Saved data entries:
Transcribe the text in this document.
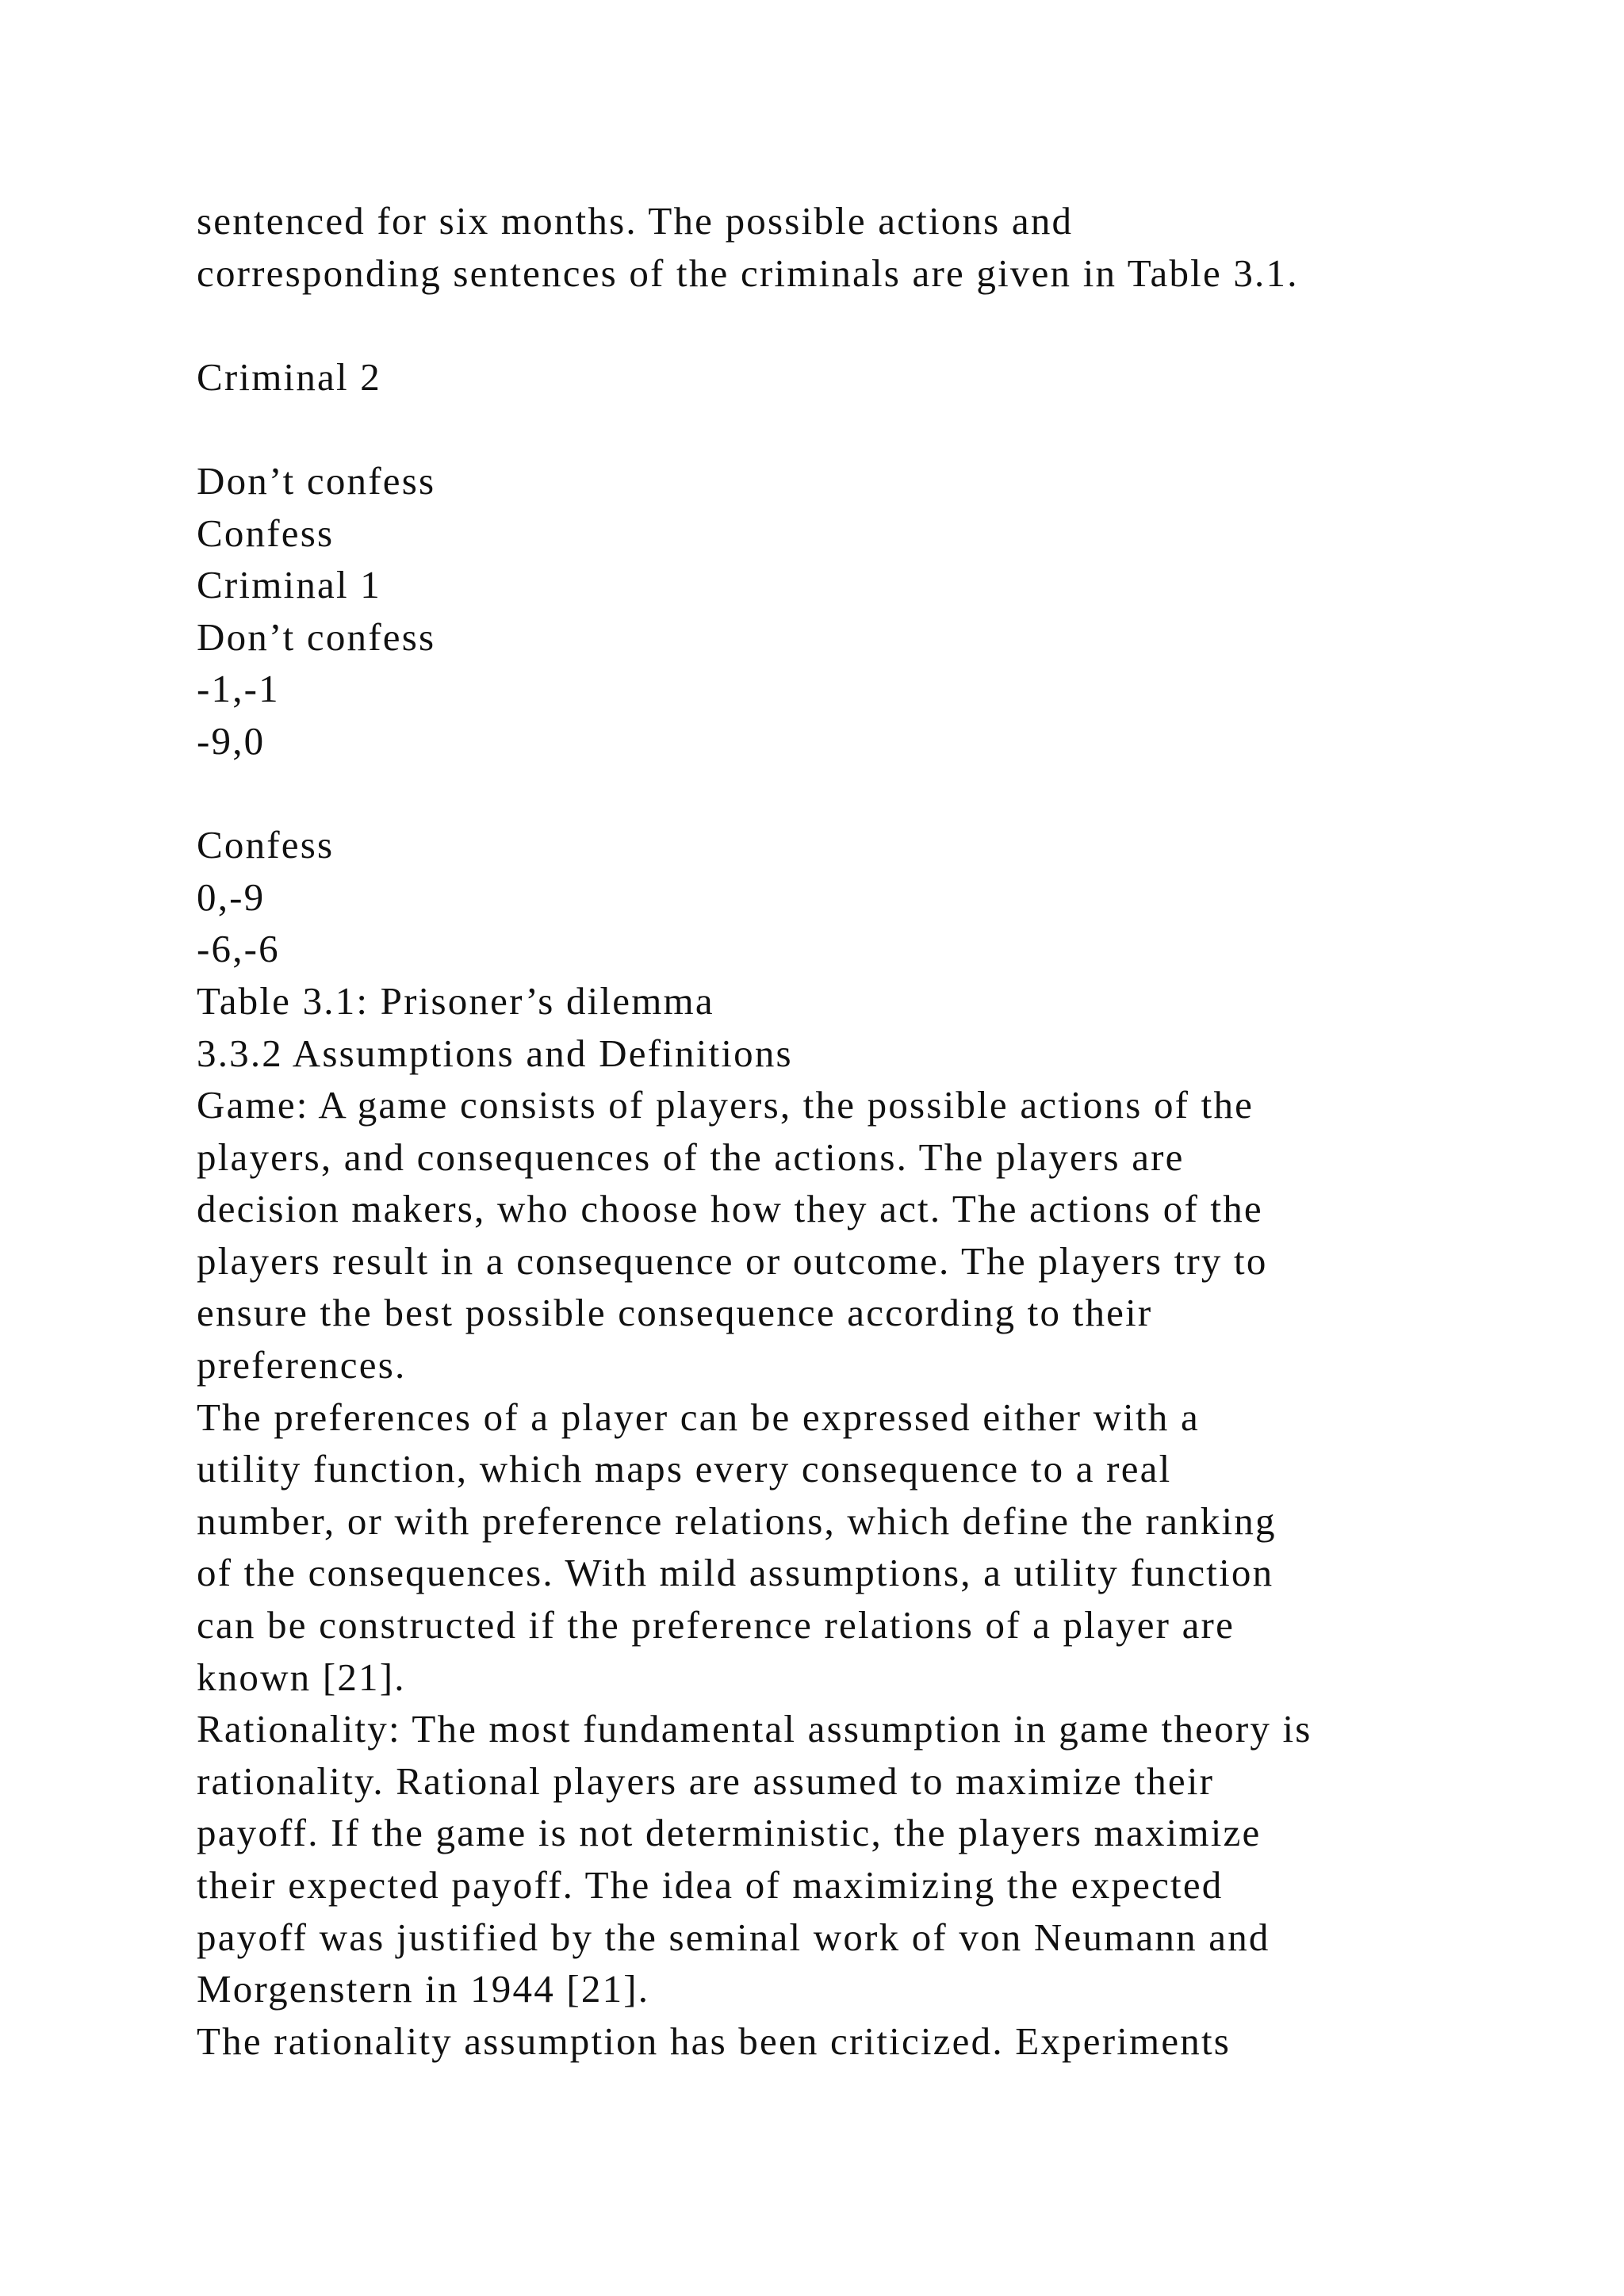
sentenced for six months. The possible actions and
corresponding sentences of the criminals are given in Table 3.1.
Criminal 2
Don’t confess
Confess
Criminal 1
Don’t confess
-1,-1
-9,0
Confess
0,-9
-6,-6
Table 3.1: Prisoner’s dilemma
3.3.2 Assumptions and Definitions
Game: A game consists of players, the possible actions of the
players, and consequences of the actions. The players are
decision makers, who choose how they act. The actions of the
players result in a consequence or outcome. The players try to
ensure the best possible consequence according to their
preferences.
The preferences of a player can be expressed either with a
utility function, which maps every consequence to a real
number, or with preference relations, which define the ranking
of the consequences. With mild assumptions, a utility function
can be constructed if the preference relations of a player are
known [21].
Rationality: The most fundamental assumption in game theory is
rationality. Rational players are assumed to maximize their
payoff. If the game is not deterministic, the players maximize
their expected payoff. The idea of maximizing the expected
payoff was justified by the seminal work of von Neumann and
Morgenstern in 1944 [21].
The rationality assumption has been criticized. Experiments
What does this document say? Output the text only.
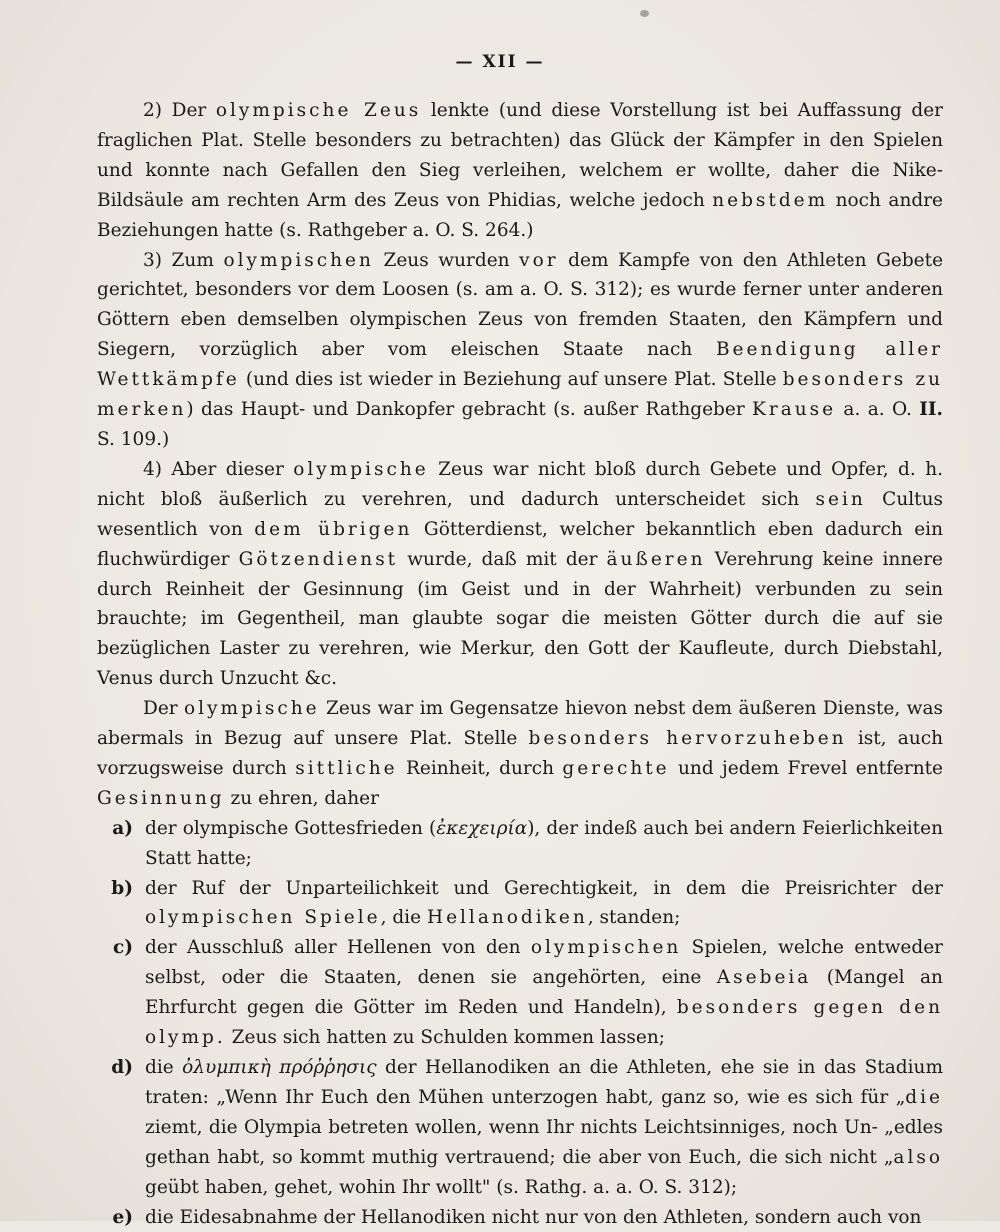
— XII —

2) Der olympische Zeus lenkte (und diese Vorstellung ist bei Auffassung der fraglichen Plat. Stelle besonders zu betrachten) das Glück der Kämpfer in den Spielen und konnte nach Gefallen den Sieg verleihen, welchem er wollte, daher die Nike-Bildsäule am rechten Arm des Zeus von Phidias, welche jedoch nebstdem noch andre Beziehungen hatte (s. Rathgeber a. O. S. 264.)

3) Zum olympischen Zeus wurden vor dem Kampfe von den Athleten Gebete gerichtet, besonders vor dem Loosen (s. am a. O. S. 312); es wurde ferner unter anderen Göttern eben demselben olympischen Zeus von fremden Staaten, den Kämpfern und Siegern, vorzüglich aber vom eleischen Staate nach Beendigung aller Wettkämpfe (und dies ist wieder in Beziehung auf unsere Plat. Stelle besonders zu merken) das Haupt- und Dankopfer gebracht (s. außer Rathgeber Krause a. a. O. II. S. 109.)

4) Aber dieser olympische Zeus war nicht bloß durch Gebete und Opfer, d. h. nicht bloß äußerlich zu verehren, und dadurch unterscheidet sich sein Cultus wesentlich von dem übrigen Götterdienst, welcher bekanntlich eben dadurch ein fluchwürdiger Götzendienst wurde, daß mit der äußeren Verehrung keine innere durch Reinheit der Gesinnung (im Geist und in der Wahrheit) verbunden zu sein brauchte; im Gegentheil, man glaubte sogar die meisten Götter durch die auf sie bezüglichen Laster zu verehren, wie Merkur, den Gott der Kaufleute, durch Diebstahl, Venus durch Unzucht &c.

Der olympische Zeus war im Gegensatze hievon nebst dem äußeren Dienste, was abermals in Bezug auf unsere Plat. Stelle besonders hervorzuheben ist, auch vorzugsweise durch sittliche Reinheit, durch gerechte und jedem Frevel entfernte Gesinnung zu ehren, daher

a) der olympische Gottesfrieden (ἐκεχειρία), der indeß auch bei andern Feierlichkeiten Statt hatte;
b) der Ruf der Unparteilichkeit und Gerechtigkeit, in dem die Preisrichter der olympischen Spiele, die Hellanodiken, standen;
c) der Ausschluß aller Hellenen von den olympischen Spielen, welche entweder selbst, oder die Staaten, denen sie angehörten, eine Asebeia (Mangel an Ehrfurcht gegen die Götter im Reden und Handeln), besonders gegen den olymp. Zeus sich hatten zu Schulden kommen lassen;
d) die ὀλυμπικὴ πρόῤῥησις der Hellanodiken an die Athleten, ehe sie in das Stadium traten: „Wenn Ihr Euch den Mühen unterzogen habt, ganz so, wie es sich für „die ziemt, die Olympia betreten wollen, wenn Ihr nichts Leichtsinniges, noch Un- „edles gethan habt, so kommt muthig vertrauend; die aber von Euch, die sich nicht „also geübt haben, gehet, wohin Ihr wollt" (s. Rathg. a. a. O. S. 312);
e) die Eidesabnahme der Hellanodiken nicht nur von den Athleten, sondern auch von
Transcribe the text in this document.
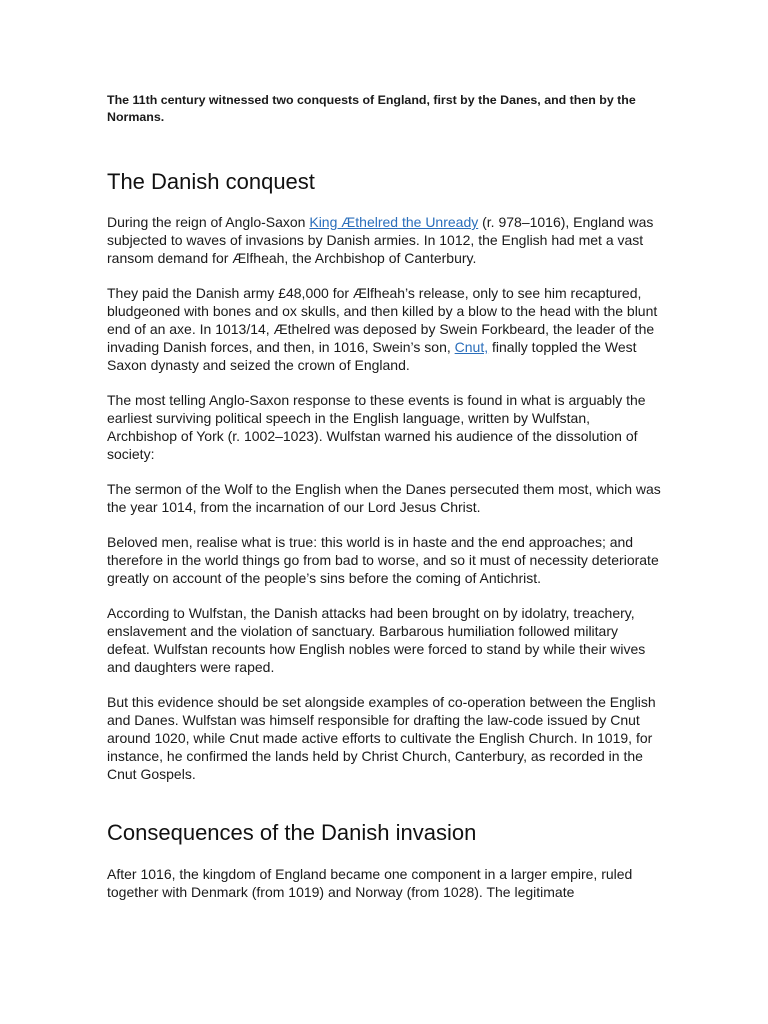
The 11th century witnessed two conquests of England, first by the Danes, and then by the Normans.

The Danish conquest

During the reign of Anglo-Saxon King Æthelred the Unready (r. 978–1016), England was subjected to waves of invasions by Danish armies. In 1012, the English had met a vast ransom demand for Ælfheah, the Archbishop of Canterbury.

They paid the Danish army £48,000 for Ælfheah’s release, only to see him recaptured, bludgeoned with bones and ox skulls, and then killed by a blow to the head with the blunt end of an axe. In 1013/14, Æthelred was deposed by Swein Forkbeard, the leader of the invading Danish forces, and then, in 1016, Swein’s son, Cnut, finally toppled the West Saxon dynasty and seized the crown of England.

The most telling Anglo-Saxon response to these events is found in what is arguably the earliest surviving political speech in the English language, written by Wulfstan, Archbishop of York (r. 1002–1023). Wulfstan warned his audience of the dissolution of society:

The sermon of the Wolf to the English when the Danes persecuted them most, which was the year 1014, from the incarnation of our Lord Jesus Christ.

Beloved men, realise what is true: this world is in haste and the end approaches; and therefore in the world things go from bad to worse, and so it must of necessity deteriorate greatly on account of the people’s sins before the coming of Antichrist.

According to Wulfstan, the Danish attacks had been brought on by idolatry, treachery, enslavement and the violation of sanctuary. Barbarous humiliation followed military defeat. Wulfstan recounts how English nobles were forced to stand by while their wives and daughters were raped.

But this evidence should be set alongside examples of co-operation between the English and Danes. Wulfstan was himself responsible for drafting the law-code issued by Cnut around 1020, while Cnut made active efforts to cultivate the English Church. In 1019, for instance, he confirmed the lands held by Christ Church, Canterbury, as recorded in the Cnut Gospels.

Consequences of the Danish invasion

After 1016, the kingdom of England became one component in a larger empire, ruled together with Denmark (from 1019) and Norway (from 1028). The legitimate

What you need to do:
Each line above is to be copied verbatim. Drop any image from the copy.

Answer below:
Transcribe the text in this document.
sentenced for six months. The possible actions and
corresponding sentences of the criminals are given in Table 3.1.
Criminal 2
Don’t confess
Confess
Criminal 1
Don’t confess
-1,-1
-9,0
Confess
0,-9
-6,-6
Table 3.1: Prisoner’s dilemma
3.3.2 Assumptions and Definitions
Game: A game consists of players, the possible actions of the
players, and consequences of the actions. The players are
decision makers, who choose how they act. The actions of the
players result in a consequence or outcome. The players try to
ensure the best possible consequence according to their
preferences.
The preferences of a player can be expressed either with a
utility function, which maps every consequence to a real
number, or with preference relations, which define the ranking
of the consequences. With mild assumptions, a utility function
can be constructed if the preference relations of a player are
known [21].
Rationality: The most fundamental assumption in game theory is
rationality. Rational players are assumed to maximize their
payoff. If the game is not deterministic, the players maximize
their expected payoff. The idea of maximizing the expected
payoff was justified by the seminal work of von Neumann and
Morgenstern in 1944 [21].
The rationality assumption has been criticized. Experiments
What does this document say? Output the text only.
— XII —

2) Der olympische Zeus lenkte (und diese Vorstellung ist bei Auffassung der fraglichen Plat. Stelle besonders zu betrachten) das Glück der Kämpfer in den Spielen und konnte nach Gefallen den Sieg verleihen, welchem er wollte, daher die Nike-Bildsäule am rechten Arm des Zeus von Phidias, welche jedoch nebstdem noch andre Beziehungen hatte (s. Rathgeber a. O. S. 264.)

3) Zum olympischen Zeus wurden vor dem Kampfe von den Athleten Gebete gerichtet, besonders vor dem Loosen (s. am a. O. S. 312); es wurde ferner unter anderen Göttern eben demselben olympischen Zeus von fremden Staaten, den Kämpfern und Siegern, vorzüglich aber vom eleischen Staate nach Beendigung aller Wettkämpfe (und dies ist wieder in Beziehung auf unsere Plat. Stelle besonders zu merken) das Haupt- und Dankopfer gebracht (s. außer Rathgeber Krause a. a. O. II. S. 109.)

4) Aber dieser olympische Zeus war nicht bloß durch Gebete und Opfer, d. h. nicht bloß äußerlich zu verehren, und dadurch unterscheidet sich sein Cultus wesentlich von dem übrigen Götterdienst, welcher bekanntlich eben dadurch ein fluchwürdiger Götzendienst wurde, daß mit der äußeren Verehrung keine innere durch Reinheit der Gesinnung (im Geist und in der Wahrheit) verbunden zu sein brauchte; im Gegentheil, man glaubte sogar die meisten Götter durch die auf sie bezüglichen Laster zu verehren, wie Merkur, den Gott der Kaufleute, durch Diebstahl, Venus durch Unzucht &c.

Der olympische Zeus war im Gegensatze hievon nebst dem äußeren Dienste, was abermals in Bezug auf unsere Plat. Stelle besonders hervorzuheben ist, auch vorzugsweise durch sittliche Reinheit, durch gerechte und jedem Frevel entfernte Gesinnung zu ehren, daher

a) der olympische Gottesfrieden (ἐκεχειρία), der indeß auch bei andern Feierlichkeiten Statt hatte;
b) der Ruf der Unparteilichkeit und Gerechtigkeit, in dem die Preisrichter der olympischen Spiele, die Hellanodiken, standen;
c) der Ausschluß aller Hellenen von den olympischen Spielen, welche entweder selbst, oder die Staaten, denen sie angehörten, eine Asebeia (Mangel an Ehrfurcht gegen die Götter im Reden und Handeln), besonders gegen den olymp. Zeus sich hatten zu Schulden kommen lassen;
d) die ὀλυμπικὴ πρόῤῥησις der Hellanodiken an die Athleten, ehe sie in das Stadium traten: „Wenn Ihr Euch den Mühen unterzogen habt, ganz so, wie es sich für „die ziemt, die Olympia betreten wollen, wenn Ihr nichts Leichtsinniges, noch Un- „edles gethan habt, so kommt muthig vertrauend; die aber von Euch, die sich nicht „also geübt haben, gehet, wohin Ihr wollt" (s. Rathg. a. a. O. S. 312);
e) die Eidesabnahme der Hellanodiken nicht nur von den Athleten, sondern auch von
Transcribe the text in this document.
The 11th century witnessed two conquests of England, first by the Danes, and then by the Normans.

The Danish conquest

During the reign of Anglo-Saxon King Æthelred the Unready (r. 978–1016), England was subjected to waves of invasions by Danish armies. In 1012, the English had met a vast ransom demand for Ælfheah, the Archbishop of Canterbury.

They paid the Danish army £48,000 for Ælfheah’s release, only to see him recaptured, bludgeoned with bones and ox skulls, and then killed by a blow to the head with the blunt end of an axe. In 1013/14, Æthelred was deposed by Swein Forkbeard, the leader of the invading Danish forces, and then, in 1016, Swein’s son, Cnut, finally toppled the West Saxon dynasty and seized the crown of England.

The most telling Anglo-Saxon response to these events is found in what is arguably the earliest surviving political speech in the English language, written by Wulfstan, Archbishop of York (r. 1002–1023). Wulfstan warned his audience of the dissolution of society:

The sermon of the Wolf to the English when the Danes persecuted them most, which was the year 1014, from the incarnation of our Lord Jesus Christ.

Beloved men, realise what is true: this world is in haste and the end approaches; and therefore in the world things go from bad to worse, and so it must of necessity deteriorate greatly on account of the people’s sins before the coming of Antichrist.

According to Wulfstan, the Danish attacks had been brought on by idolatry, treachery, enslavement and the violation of sanctuary. Barbarous humiliation followed military defeat. Wulfstan recounts how English nobles were forced to stand by while their wives and daughters were raped.

But this evidence should be set alongside examples of co-operation between the English and Danes. Wulfstan was himself responsible for drafting the law-code issued by Cnut around 1020, while Cnut made active efforts to cultivate the English Church. In 1019, for instance, he confirmed the lands held by Christ Church, Canterbury, as recorded in the Cnut Gospels.

Consequences of the Danish invasion

After 1016, the kingdom of England became one component in a larger empire, ruled together with Denmark (from 1019) and Norway (from 1028). The legitimate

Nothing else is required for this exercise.